>>

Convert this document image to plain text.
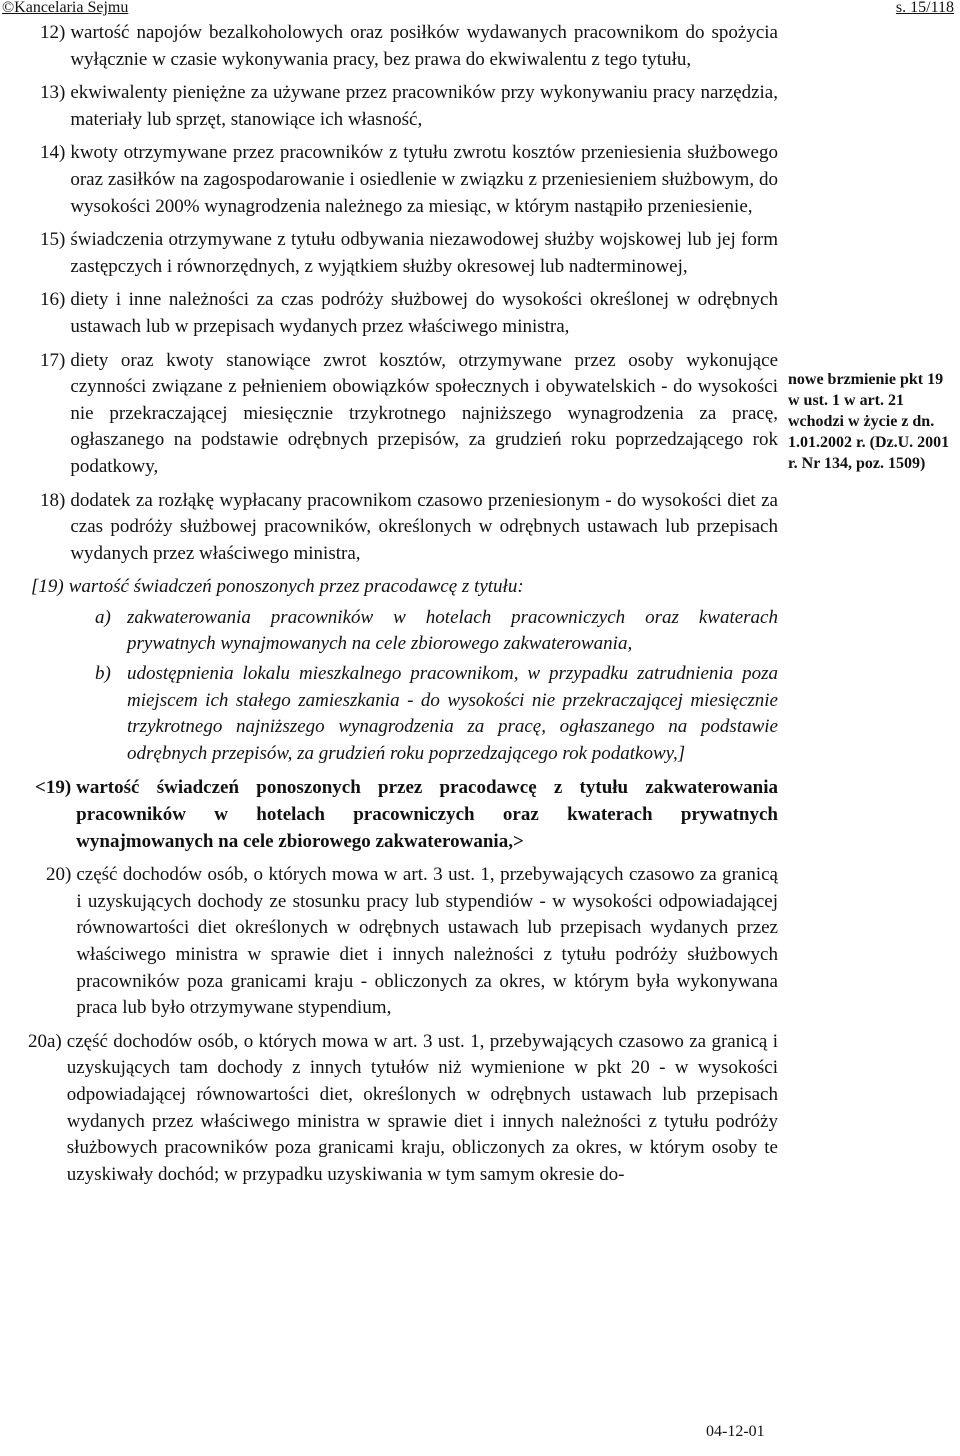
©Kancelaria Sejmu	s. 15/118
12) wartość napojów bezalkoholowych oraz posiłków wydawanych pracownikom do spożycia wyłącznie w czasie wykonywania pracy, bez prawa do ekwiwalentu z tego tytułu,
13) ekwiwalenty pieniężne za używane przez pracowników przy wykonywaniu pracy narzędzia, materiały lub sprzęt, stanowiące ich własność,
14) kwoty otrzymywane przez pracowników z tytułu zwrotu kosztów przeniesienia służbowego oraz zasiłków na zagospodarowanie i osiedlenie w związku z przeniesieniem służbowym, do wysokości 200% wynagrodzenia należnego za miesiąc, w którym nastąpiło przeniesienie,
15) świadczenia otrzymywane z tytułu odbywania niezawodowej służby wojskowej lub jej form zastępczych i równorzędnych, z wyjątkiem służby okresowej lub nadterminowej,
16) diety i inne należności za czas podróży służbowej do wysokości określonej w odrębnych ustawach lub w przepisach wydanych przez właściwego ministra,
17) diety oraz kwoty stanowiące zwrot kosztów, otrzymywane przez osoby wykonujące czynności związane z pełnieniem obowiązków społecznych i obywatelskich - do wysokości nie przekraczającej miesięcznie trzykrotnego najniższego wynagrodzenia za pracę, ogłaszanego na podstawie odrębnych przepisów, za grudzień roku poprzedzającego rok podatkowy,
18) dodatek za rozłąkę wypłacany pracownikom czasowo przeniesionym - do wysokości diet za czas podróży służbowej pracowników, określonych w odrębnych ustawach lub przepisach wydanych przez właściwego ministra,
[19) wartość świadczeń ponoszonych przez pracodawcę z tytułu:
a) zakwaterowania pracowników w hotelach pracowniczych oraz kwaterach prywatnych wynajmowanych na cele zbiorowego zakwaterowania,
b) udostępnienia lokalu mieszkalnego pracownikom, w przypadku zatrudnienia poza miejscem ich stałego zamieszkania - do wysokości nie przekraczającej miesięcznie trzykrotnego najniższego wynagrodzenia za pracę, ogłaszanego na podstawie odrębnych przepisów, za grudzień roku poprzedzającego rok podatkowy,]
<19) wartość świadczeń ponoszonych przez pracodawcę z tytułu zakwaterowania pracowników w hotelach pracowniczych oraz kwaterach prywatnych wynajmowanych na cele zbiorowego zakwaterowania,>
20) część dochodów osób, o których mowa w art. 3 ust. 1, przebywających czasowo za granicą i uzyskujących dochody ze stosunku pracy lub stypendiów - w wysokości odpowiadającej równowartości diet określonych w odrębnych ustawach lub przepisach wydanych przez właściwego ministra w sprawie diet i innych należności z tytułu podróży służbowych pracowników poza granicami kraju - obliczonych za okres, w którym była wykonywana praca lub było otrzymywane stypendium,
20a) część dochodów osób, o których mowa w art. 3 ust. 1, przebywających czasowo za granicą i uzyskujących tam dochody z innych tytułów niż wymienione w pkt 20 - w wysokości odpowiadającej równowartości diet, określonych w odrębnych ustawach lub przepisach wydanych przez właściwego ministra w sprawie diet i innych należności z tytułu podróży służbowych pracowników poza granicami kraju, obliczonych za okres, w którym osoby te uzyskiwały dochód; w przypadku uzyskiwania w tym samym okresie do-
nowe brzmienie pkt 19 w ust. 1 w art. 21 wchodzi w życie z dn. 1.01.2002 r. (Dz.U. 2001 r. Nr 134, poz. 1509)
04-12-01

<<
>>

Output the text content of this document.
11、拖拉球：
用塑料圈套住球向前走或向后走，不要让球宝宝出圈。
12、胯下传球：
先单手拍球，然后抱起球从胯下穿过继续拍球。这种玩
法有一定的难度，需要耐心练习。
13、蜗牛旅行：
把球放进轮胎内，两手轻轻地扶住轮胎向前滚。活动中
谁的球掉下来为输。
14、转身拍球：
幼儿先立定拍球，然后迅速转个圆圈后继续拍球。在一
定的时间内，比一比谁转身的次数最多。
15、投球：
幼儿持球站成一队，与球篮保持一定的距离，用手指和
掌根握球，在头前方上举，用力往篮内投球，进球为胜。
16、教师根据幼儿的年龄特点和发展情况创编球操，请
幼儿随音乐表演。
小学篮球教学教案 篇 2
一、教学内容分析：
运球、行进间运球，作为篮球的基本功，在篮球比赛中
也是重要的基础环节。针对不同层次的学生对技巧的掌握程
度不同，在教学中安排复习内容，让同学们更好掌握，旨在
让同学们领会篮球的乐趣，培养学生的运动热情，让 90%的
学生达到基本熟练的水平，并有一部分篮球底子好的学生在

<<

Scan the lines above for "prywatnych", then copy every one that has it.

a) zakwaterowania pracowników w hotelach pracowniczych oraz kwaterach prywatnych wynajmowanych na cele zbiorowego zakwaterowania,
<19) wartość świadczeń ponoszonych przez pracodawcę z tytułu zakwaterowania pracowników w hotelach pracowniczych oraz kwaterach prywatnych wynajmowanych na cele zbiorowego zakwaterowania,>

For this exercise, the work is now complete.